→ **YOUR TASK**: Return all lines from the listing below in which the string "JSON" occurs.

→ **RECORD EXCERPTS**:
● ● ●

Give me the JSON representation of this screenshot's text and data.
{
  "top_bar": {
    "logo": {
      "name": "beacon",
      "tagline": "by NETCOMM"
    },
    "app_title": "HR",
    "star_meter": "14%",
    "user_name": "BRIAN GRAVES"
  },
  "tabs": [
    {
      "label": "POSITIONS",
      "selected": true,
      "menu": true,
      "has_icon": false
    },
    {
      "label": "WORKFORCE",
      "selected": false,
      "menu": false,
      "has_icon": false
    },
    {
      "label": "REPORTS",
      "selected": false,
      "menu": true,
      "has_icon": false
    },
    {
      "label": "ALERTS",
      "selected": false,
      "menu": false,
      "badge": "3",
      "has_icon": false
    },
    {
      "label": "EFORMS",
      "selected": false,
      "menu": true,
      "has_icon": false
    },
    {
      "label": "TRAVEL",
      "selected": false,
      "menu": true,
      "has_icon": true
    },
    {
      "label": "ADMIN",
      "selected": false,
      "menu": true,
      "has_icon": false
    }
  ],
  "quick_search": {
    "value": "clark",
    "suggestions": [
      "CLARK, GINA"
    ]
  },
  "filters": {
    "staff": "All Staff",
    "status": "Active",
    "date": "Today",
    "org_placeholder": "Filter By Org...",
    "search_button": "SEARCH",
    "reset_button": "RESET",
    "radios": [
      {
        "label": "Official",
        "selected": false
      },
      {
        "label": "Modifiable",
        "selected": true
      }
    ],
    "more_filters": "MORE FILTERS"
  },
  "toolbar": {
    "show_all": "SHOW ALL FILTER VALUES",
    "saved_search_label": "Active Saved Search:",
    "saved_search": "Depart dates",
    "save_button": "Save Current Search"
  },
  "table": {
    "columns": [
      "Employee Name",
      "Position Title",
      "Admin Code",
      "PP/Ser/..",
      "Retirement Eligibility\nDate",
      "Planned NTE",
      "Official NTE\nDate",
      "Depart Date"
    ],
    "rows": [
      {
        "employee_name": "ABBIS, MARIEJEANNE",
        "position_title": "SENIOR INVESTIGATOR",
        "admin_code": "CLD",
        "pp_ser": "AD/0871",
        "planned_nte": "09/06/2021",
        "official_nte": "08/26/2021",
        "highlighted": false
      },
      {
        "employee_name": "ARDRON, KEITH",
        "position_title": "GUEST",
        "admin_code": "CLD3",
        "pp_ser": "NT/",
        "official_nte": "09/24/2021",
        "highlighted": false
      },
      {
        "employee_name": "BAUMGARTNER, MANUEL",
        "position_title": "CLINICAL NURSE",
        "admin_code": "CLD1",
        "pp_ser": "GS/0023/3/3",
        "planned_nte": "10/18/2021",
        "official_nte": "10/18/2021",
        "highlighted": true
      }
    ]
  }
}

● ● ●

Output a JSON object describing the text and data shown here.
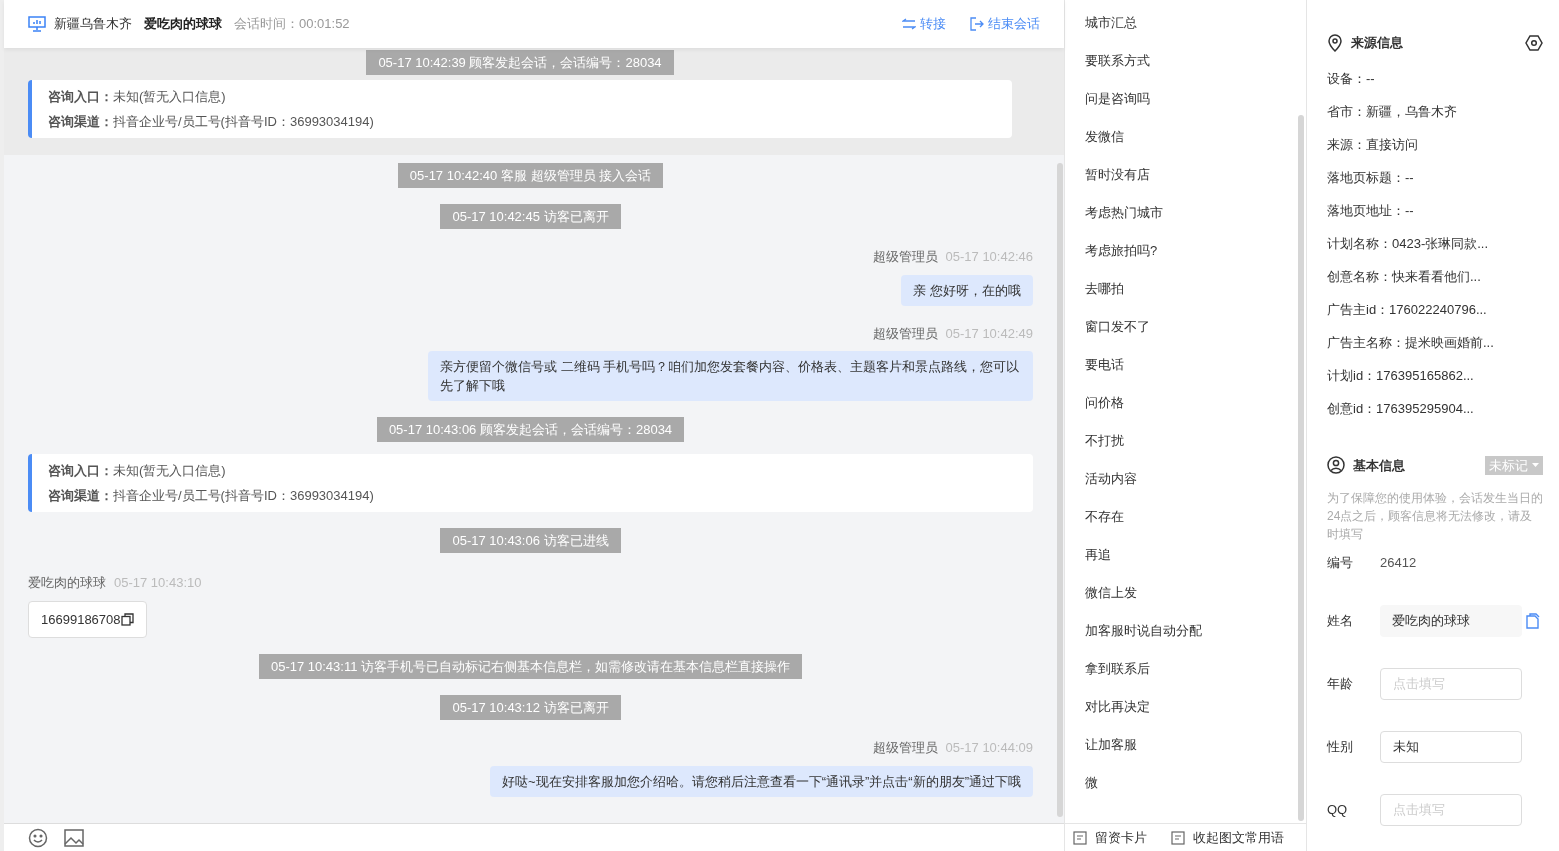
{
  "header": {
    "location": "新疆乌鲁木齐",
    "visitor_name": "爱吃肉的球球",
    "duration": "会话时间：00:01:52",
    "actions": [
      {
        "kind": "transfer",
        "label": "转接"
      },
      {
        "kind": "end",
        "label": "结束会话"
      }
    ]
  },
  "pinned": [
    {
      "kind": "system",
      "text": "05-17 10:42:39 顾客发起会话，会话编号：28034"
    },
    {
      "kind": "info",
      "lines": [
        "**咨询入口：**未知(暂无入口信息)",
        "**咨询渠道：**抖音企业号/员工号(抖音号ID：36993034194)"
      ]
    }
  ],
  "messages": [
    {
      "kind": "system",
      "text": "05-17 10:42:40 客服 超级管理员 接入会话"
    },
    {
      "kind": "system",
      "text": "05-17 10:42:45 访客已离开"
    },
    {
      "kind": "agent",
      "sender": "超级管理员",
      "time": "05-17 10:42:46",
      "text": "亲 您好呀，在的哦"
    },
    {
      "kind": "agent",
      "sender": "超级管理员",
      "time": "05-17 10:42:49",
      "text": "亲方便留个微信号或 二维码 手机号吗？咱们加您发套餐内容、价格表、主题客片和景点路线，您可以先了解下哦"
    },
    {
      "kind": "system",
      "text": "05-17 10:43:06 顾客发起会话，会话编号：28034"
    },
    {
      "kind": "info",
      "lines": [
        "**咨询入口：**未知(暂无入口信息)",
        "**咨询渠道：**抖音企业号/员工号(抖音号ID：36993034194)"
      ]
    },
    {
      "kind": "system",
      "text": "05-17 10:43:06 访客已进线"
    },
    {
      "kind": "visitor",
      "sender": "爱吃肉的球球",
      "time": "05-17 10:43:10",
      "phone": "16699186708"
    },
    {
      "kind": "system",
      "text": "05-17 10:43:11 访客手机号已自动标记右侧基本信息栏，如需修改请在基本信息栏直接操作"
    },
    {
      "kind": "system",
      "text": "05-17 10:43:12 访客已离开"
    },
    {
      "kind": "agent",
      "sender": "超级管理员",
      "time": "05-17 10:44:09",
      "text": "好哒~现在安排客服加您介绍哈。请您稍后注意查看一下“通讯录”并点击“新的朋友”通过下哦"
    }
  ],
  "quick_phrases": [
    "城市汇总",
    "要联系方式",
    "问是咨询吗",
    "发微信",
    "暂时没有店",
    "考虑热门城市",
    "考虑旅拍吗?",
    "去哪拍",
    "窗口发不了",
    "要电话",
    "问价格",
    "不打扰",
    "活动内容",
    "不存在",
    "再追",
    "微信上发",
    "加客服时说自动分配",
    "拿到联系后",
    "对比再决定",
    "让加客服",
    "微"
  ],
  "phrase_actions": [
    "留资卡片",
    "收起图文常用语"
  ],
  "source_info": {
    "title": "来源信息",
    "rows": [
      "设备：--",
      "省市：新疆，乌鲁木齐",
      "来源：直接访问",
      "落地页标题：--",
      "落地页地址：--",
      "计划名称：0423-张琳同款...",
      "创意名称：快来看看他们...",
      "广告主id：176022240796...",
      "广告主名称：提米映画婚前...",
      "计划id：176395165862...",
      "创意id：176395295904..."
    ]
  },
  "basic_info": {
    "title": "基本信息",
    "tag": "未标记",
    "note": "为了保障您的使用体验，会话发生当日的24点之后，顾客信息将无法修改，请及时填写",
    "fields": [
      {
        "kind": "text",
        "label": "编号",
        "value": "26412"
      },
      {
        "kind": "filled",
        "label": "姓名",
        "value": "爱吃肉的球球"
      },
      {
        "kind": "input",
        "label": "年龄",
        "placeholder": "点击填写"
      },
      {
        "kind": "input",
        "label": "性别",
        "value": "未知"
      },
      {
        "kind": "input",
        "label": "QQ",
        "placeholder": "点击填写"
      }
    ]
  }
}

● ● ●

→ **COMPLETE RESPONSE**:
Give me the JSON representation of this screenshot's text and data.
Output a JSON object describing the text and data shown here.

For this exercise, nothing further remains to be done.